'''

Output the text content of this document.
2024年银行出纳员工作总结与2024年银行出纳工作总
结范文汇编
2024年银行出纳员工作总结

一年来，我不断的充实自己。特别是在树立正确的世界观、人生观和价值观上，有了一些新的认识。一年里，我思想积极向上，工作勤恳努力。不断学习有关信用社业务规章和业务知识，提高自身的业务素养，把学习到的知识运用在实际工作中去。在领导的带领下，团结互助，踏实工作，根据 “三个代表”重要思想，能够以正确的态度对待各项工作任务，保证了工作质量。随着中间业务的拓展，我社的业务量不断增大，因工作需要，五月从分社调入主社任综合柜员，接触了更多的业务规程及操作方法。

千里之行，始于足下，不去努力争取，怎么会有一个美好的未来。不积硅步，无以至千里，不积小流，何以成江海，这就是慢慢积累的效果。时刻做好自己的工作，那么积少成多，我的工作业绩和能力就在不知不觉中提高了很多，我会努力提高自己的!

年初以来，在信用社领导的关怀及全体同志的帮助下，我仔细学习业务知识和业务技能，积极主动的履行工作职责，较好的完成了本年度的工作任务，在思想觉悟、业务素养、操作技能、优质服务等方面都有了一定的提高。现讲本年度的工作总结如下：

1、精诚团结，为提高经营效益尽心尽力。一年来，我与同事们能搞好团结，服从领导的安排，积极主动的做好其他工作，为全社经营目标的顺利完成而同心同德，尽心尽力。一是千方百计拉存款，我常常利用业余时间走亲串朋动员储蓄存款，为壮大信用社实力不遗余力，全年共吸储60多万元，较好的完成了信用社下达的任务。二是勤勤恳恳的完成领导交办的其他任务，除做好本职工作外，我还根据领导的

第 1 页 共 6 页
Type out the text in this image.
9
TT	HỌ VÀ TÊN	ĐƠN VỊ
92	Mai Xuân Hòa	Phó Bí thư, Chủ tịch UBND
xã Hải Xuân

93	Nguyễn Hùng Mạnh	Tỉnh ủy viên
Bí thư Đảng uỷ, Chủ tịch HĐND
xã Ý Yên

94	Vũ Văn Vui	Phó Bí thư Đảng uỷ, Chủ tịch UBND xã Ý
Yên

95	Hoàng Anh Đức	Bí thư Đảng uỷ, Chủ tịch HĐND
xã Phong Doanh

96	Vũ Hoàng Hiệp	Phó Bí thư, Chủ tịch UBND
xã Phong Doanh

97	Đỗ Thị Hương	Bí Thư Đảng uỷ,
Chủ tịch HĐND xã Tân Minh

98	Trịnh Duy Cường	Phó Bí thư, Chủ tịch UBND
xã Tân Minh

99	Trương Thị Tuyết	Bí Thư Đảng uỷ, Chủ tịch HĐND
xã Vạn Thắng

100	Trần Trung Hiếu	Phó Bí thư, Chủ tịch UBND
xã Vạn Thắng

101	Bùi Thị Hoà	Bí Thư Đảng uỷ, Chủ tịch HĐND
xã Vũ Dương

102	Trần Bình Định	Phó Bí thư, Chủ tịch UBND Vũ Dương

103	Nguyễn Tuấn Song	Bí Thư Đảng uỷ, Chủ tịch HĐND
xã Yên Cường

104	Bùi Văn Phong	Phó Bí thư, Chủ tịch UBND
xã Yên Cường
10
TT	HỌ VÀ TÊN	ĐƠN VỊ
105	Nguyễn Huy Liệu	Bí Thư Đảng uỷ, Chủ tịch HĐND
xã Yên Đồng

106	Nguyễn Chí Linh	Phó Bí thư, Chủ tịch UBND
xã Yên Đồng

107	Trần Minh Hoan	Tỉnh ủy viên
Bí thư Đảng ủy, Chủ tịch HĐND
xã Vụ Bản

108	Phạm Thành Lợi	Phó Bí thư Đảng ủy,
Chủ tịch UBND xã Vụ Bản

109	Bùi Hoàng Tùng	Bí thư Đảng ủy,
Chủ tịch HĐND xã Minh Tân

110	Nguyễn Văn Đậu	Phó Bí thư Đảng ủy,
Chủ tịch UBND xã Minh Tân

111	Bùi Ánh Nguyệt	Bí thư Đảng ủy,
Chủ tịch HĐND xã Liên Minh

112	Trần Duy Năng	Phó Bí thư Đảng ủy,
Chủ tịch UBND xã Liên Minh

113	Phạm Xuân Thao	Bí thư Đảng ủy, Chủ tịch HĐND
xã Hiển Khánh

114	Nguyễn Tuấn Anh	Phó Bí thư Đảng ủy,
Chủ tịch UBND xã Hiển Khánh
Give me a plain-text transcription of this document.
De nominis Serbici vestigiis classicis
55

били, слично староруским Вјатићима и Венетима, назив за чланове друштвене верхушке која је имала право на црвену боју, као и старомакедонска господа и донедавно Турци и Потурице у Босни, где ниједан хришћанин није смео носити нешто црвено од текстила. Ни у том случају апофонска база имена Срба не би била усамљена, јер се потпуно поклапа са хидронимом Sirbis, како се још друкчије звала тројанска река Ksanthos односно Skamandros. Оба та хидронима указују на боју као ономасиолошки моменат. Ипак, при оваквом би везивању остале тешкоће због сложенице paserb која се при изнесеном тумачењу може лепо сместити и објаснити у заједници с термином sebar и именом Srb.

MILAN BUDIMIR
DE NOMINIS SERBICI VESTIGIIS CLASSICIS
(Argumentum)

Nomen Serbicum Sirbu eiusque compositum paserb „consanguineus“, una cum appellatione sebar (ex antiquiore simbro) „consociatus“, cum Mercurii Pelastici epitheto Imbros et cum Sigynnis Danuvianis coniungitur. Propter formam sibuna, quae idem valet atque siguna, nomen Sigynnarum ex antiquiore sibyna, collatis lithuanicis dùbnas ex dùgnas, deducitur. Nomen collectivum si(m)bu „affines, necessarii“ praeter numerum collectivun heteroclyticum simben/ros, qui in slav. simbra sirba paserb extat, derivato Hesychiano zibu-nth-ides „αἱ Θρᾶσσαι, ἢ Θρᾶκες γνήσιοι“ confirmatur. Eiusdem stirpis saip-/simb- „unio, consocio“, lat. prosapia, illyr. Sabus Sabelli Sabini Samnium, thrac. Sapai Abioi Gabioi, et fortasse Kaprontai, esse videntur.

'''

## What to work on
Copy out the full set of records precisely, leaving nothing out.

## Output of the task
Output the text content of this document.
2024年银行出纳员工作总结与2024年银行出纳工作总
结范文汇编
2024年银行出纳员工作总结

一年来，我不断的充实自己。特别是在树立正确的世界观、人生观和价值观上，有了一些新的认识。一年里，我思想积极向上，工作勤恳努力。不断学习有关信用社业务规章和业务知识，提高自身的业务素养，把学习到的知识运用在实际工作中去。在领导的带领下，团结互助，踏实工作，根据 “三个代表”重要思想，能够以正确的态度对待各项工作任务，保证了工作质量。随着中间业务的拓展，我社的业务量不断增大，因工作需要，五月从分社调入主社任综合柜员，接触了更多的业务规程及操作方法。

千里之行，始于足下，不去努力争取，怎么会有一个美好的未来。不积硅步，无以至千里，不积小流，何以成江海，这就是慢慢积累的效果。时刻做好自己的工作，那么积少成多，我的工作业绩和能力就在不知不觉中提高了很多，我会努力提高自己的!

年初以来，在信用社领导的关怀及全体同志的帮助下，我仔细学习业务知识和业务技能，积极主动的履行工作职责，较好的完成了本年度的工作任务，在思想觉悟、业务素养、操作技能、优质服务等方面都有了一定的提高。现讲本年度的工作总结如下：

1、精诚团结，为提高经营效益尽心尽力。一年来，我与同事们能搞好团结，服从领导的安排，积极主动的做好其他工作，为全社经营目标的顺利完成而同心同德，尽心尽力。一是千方百计拉存款，我常常利用业余时间走亲串朋动员储蓄存款，为壮大信用社实力不遗余力，全年共吸储60多万元，较好的完成了信用社下达的任务。二是勤勤恳恳的完成领导交办的其他任务，除做好本职工作外，我还根据领导的

第 1 页 共 6 页
Type out the text in this image.
9
TT	HỌ VÀ TÊN	ĐƠN VỊ
92	Mai Xuân Hòa	Phó Bí thư, Chủ tịch UBND
xã Hải Xuân

93	Nguyễn Hùng Mạnh	Tỉnh ủy viên
Bí thư Đảng uỷ, Chủ tịch HĐND
xã Ý Yên

94	Vũ Văn Vui	Phó Bí thư Đảng uỷ, Chủ tịch UBND xã Ý
Yên

95	Hoàng Anh Đức	Bí thư Đảng uỷ, Chủ tịch HĐND
xã Phong Doanh

96	Vũ Hoàng Hiệp	Phó Bí thư, Chủ tịch UBND
xã Phong Doanh

97	Đỗ Thị Hương	Bí Thư Đảng uỷ,
Chủ tịch HĐND xã Tân Minh

98	Trịnh Duy Cường	Phó Bí thư, Chủ tịch UBND
xã Tân Minh

99	Trương Thị Tuyết	Bí Thư Đảng uỷ, Chủ tịch HĐND
xã Vạn Thắng

100	Trần Trung Hiếu	Phó Bí thư, Chủ tịch UBND
xã Vạn Thắng

101	Bùi Thị Hoà	Bí Thư Đảng uỷ, Chủ tịch HĐND
xã Vũ Dương

102	Trần Bình Định	Phó Bí thư, Chủ tịch UBND Vũ Dương

103	Nguyễn Tuấn Song	Bí Thư Đảng uỷ, Chủ tịch HĐND
xã Yên Cường

104	Bùi Văn Phong	Phó Bí thư, Chủ tịch UBND
xã Yên Cường
10
TT	HỌ VÀ TÊN	ĐƠN VỊ
105	Nguyễn Huy Liệu	Bí Thư Đảng uỷ, Chủ tịch HĐND
xã Yên Đồng

106	Nguyễn Chí Linh	Phó Bí thư, Chủ tịch UBND
xã Yên Đồng

107	Trần Minh Hoan	Tỉnh ủy viên
Bí thư Đảng ủy, Chủ tịch HĐND
xã Vụ Bản

108	Phạm Thành Lợi	Phó Bí thư Đảng ủy,
Chủ tịch UBND xã Vụ Bản

109	Bùi Hoàng Tùng	Bí thư Đảng ủy,
Chủ tịch HĐND xã Minh Tân

110	Nguyễn Văn Đậu	Phó Bí thư Đảng ủy,
Chủ tịch UBND xã Minh Tân

111	Bùi Ánh Nguyệt	Bí thư Đảng ủy,
Chủ tịch HĐND xã Liên Minh

112	Trần Duy Năng	Phó Bí thư Đảng ủy,
Chủ tịch UBND xã Liên Minh

113	Phạm Xuân Thao	Bí thư Đảng ủy, Chủ tịch HĐND
xã Hiển Khánh

114	Nguyễn Tuấn Anh	Phó Bí thư Đảng ủy,
Chủ tịch UBND xã Hiển Khánh
Give me a plain-text transcription of this document.
De nominis Serbici vestigiis classicis
55

били, слично староруским Вјатићима и Венетима, назив за чланове друштвене верхушке која је имала право на црвену боју, као и старомакедонска господа и донедавно Турци и Потурице у Босни, где ниједан хришћанин није смео носити нешто црвено од текстила. Ни у том случају апофонска база имена Срба не би била усамљена, јер се потпуно поклапа са хидронимом Sirbis, како се још друкчије звала тројанска река Ksanthos односно Skamandros. Оба та хидронима указују на боју као ономасиолошки моменат. Ипак, при оваквом би везивању остале тешкоће због сложенице paserb која се при изнесеном тумачењу може лепо сместити и објаснити у заједници с термином sebar и именом Srb.

MILAN BUDIMIR
DE NOMINIS SERBICI VESTIGIIS CLASSICIS
(Argumentum)

Nomen Serbicum Sirbu eiusque compositum paserb „consanguineus“, una cum appellatione sebar (ex antiquiore simbro) „consociatus“, cum Mercurii Pelastici epitheto Imbros et cum Sigynnis Danuvianis coniungitur. Propter formam sibuna, quae idem valet atque siguna, nomen Sigynnarum ex antiquiore sibyna, collatis lithuanicis dùbnas ex dùgnas, deducitur. Nomen collectivum si(m)bu „affines, necessarii“ praeter numerum collectivun heteroclyticum simben/ros, qui in slav. simbra sirba paserb extat, derivato Hesychiano zibu-nth-ides „αἱ Θρᾶσσαι, ἢ Θρᾶκες γνήσιοι“ confirmatur. Eiusdem stirpis saip-/simb- „unio, consocio“, lat. prosapia, illyr. Sabus Sabelli Sabini Samnium, thrac. Sapai Abioi Gabioi, et fortasse Kaprontai, esse videntur.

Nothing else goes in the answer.